EXERCISE INSTRUCTIONS:
Reproduce each of the following lines verbatim, with no alterations.
★ ★ ★ ★
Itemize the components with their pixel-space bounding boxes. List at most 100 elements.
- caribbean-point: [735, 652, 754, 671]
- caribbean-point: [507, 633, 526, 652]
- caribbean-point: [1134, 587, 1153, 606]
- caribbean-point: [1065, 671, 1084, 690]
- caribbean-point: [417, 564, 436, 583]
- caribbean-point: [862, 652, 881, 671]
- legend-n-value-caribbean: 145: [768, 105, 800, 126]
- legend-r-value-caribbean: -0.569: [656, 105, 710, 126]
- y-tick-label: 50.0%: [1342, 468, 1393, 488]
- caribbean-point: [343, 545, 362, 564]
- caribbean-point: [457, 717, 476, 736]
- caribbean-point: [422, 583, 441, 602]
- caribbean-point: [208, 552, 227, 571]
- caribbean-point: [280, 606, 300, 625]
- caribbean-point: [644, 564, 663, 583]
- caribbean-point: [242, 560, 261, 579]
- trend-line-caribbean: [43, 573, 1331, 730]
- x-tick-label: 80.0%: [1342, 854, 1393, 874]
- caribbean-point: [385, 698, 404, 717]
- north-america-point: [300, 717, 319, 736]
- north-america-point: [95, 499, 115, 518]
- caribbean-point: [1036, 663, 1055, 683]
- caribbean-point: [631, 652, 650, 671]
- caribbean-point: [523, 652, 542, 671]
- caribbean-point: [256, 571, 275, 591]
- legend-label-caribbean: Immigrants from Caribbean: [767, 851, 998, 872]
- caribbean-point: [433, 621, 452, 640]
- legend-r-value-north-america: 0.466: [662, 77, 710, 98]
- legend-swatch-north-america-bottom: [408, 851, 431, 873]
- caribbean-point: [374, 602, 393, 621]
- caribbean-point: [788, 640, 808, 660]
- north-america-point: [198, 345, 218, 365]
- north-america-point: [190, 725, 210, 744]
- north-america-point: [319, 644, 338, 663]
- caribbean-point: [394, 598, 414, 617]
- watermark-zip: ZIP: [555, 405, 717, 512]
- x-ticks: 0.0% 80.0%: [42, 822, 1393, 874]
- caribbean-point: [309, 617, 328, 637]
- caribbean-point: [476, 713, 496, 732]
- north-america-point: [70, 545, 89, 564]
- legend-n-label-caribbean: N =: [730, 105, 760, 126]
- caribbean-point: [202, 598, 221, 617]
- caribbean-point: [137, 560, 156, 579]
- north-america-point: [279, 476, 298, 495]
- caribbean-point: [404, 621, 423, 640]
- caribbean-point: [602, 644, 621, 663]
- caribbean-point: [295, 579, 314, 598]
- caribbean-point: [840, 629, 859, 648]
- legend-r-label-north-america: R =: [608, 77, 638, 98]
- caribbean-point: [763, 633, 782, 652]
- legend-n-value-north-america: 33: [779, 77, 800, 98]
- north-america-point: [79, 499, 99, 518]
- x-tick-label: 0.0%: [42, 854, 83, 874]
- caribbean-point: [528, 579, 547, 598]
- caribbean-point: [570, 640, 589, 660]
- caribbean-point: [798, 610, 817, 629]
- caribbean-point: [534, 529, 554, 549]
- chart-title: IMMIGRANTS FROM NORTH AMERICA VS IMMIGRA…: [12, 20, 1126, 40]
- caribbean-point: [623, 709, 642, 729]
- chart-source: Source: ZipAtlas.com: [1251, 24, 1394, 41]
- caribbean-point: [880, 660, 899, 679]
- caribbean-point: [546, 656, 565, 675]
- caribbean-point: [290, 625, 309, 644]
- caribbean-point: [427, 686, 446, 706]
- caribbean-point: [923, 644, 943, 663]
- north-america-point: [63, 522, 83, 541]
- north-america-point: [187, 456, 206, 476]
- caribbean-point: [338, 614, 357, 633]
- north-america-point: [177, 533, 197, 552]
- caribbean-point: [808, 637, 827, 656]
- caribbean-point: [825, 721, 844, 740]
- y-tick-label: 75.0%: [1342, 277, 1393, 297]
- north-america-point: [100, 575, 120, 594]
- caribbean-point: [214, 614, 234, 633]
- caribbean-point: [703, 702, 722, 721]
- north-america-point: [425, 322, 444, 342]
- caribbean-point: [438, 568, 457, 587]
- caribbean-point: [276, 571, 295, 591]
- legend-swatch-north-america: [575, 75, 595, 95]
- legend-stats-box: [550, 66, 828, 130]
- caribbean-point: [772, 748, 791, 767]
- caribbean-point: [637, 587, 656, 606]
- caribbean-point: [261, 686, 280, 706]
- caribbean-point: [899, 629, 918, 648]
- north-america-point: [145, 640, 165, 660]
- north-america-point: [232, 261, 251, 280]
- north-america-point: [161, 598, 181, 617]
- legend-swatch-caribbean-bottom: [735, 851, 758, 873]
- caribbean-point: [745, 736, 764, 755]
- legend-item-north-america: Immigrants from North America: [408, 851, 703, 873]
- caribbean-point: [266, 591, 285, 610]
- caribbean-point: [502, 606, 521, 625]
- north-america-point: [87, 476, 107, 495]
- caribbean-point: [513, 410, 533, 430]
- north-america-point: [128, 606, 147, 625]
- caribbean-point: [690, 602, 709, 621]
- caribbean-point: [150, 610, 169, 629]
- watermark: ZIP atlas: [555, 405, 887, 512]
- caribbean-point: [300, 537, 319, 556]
★ ★ ★ ★
WRITTEN SOLUTION:
Itemize the components with their pixel-space bounding boxes. List at most 100 elements.
- caribbean-point: [735, 652, 754, 671]
- caribbean-point: [507, 633, 526, 652]
- caribbean-point: [1134, 587, 1153, 606]
- caribbean-point: [1065, 671, 1084, 690]
- caribbean-point: [417, 564, 436, 583]
- caribbean-point: [862, 652, 881, 671]
- legend-n-value-caribbean: 145: [768, 105, 800, 126]
- legend-r-value-caribbean: -0.569: [656, 105, 710, 126]
- y-tick-label: 50.0%: [1342, 468, 1393, 488]
- caribbean-point: [343, 545, 362, 564]
- caribbean-point: [457, 717, 476, 736]
- caribbean-point: [422, 583, 441, 602]
- caribbean-point: [208, 552, 227, 571]
- caribbean-point: [280, 606, 300, 625]
- caribbean-point: [644, 564, 663, 583]
- caribbean-point: [242, 560, 261, 579]
- trend-line-caribbean: [43, 573, 1331, 730]
- x-tick-label: 80.0%: [1342, 854, 1393, 874]
- caribbean-point: [385, 698, 404, 717]
- north-america-point: [300, 717, 319, 736]
- north-america-point: [95, 499, 115, 518]
- caribbean-point: [1036, 663, 1055, 683]
- caribbean-point: [631, 652, 650, 671]
- caribbean-point: [523, 652, 542, 671]
- caribbean-point: [256, 571, 275, 591]
- legend-label-caribbean: Immigrants from Caribbean: [767, 851, 998, 872]
- caribbean-point: [433, 621, 452, 640]
- legend-r-value-north-america: 0.466: [662, 77, 710, 98]
- legend-swatch-north-america-bottom: [408, 851, 431, 873]
- caribbean-point: [374, 602, 393, 621]
- caribbean-point: [788, 640, 808, 660]
- north-america-point: [198, 345, 218, 365]
- north-america-point: [190, 725, 210, 744]
- north-america-point: [319, 644, 338, 663]
- caribbean-point: [394, 598, 414, 617]
- watermark-zip: ZIP: [555, 405, 717, 512]
- x-ticks: 0.0% 80.0%: [42, 822, 1393, 874]
- caribbean-point: [309, 617, 328, 637]
- caribbean-point: [476, 713, 496, 732]
- north-america-point: [70, 545, 89, 564]
- legend-n-label-caribbean: N =: [730, 105, 760, 126]
- caribbean-point: [202, 598, 221, 617]
- caribbean-point: [137, 560, 156, 579]
- north-america-point: [279, 476, 298, 495]
- caribbean-point: [404, 621, 423, 640]
- caribbean-point: [602, 644, 621, 663]
- caribbean-point: [295, 579, 314, 598]
- caribbean-point: [840, 629, 859, 648]
- legend-r-label-north-america: R =: [608, 77, 638, 98]
- caribbean-point: [763, 633, 782, 652]
- legend-n-value-north-america: 33: [779, 77, 800, 98]
- north-america-point: [79, 499, 99, 518]
- x-tick-label: 0.0%: [42, 854, 83, 874]
- caribbean-point: [528, 579, 547, 598]
- caribbean-point: [570, 640, 589, 660]
- caribbean-point: [798, 610, 817, 629]
- caribbean-point: [534, 529, 554, 549]
- chart-title: IMMIGRANTS FROM NORTH AMERICA VS IMMIGRA…: [12, 20, 1126, 40]
- caribbean-point: [623, 709, 642, 729]
- chart-source: Source: ZipAtlas.com: [1251, 24, 1394, 41]
- caribbean-point: [880, 660, 899, 679]
- caribbean-point: [546, 656, 565, 675]
- caribbean-point: [290, 625, 309, 644]
- caribbean-point: [427, 686, 446, 706]
- caribbean-point: [923, 644, 943, 663]
- north-america-point: [63, 522, 83, 541]
- north-america-point: [187, 456, 206, 476]
- caribbean-point: [338, 614, 357, 633]
- north-america-point: [177, 533, 197, 552]
- caribbean-point: [808, 637, 827, 656]
- caribbean-point: [825, 721, 844, 740]
- y-tick-label: 75.0%: [1342, 277, 1393, 297]
- north-america-point: [100, 575, 120, 594]
- caribbean-point: [214, 614, 234, 633]
- caribbean-point: [703, 702, 722, 721]
- north-america-point: [425, 322, 444, 342]
- caribbean-point: [438, 568, 457, 587]
- caribbean-point: [276, 571, 295, 591]
- legend-swatch-north-america: [575, 75, 595, 95]
- legend-stats-box: [550, 66, 828, 130]
- caribbean-point: [772, 748, 791, 767]
- caribbean-point: [637, 587, 656, 606]
- caribbean-point: [261, 686, 280, 706]
- caribbean-point: [899, 629, 918, 648]
- north-america-point: [145, 640, 165, 660]
- north-america-point: [232, 261, 251, 280]
- north-america-point: [161, 598, 181, 617]
- legend-swatch-caribbean-bottom: [735, 851, 758, 873]
- caribbean-point: [745, 736, 764, 755]
- legend-item-north-america: Immigrants from North America: [408, 851, 703, 873]
- caribbean-point: [266, 591, 285, 610]
- caribbean-point: [502, 606, 521, 625]
- north-america-point: [87, 476, 107, 495]
- caribbean-point: [513, 410, 533, 430]
- north-america-point: [128, 606, 147, 625]
- caribbean-point: [690, 602, 709, 621]
- caribbean-point: [150, 610, 169, 629]
- watermark: ZIP atlas: [555, 405, 887, 512]
- caribbean-point: [300, 537, 319, 556]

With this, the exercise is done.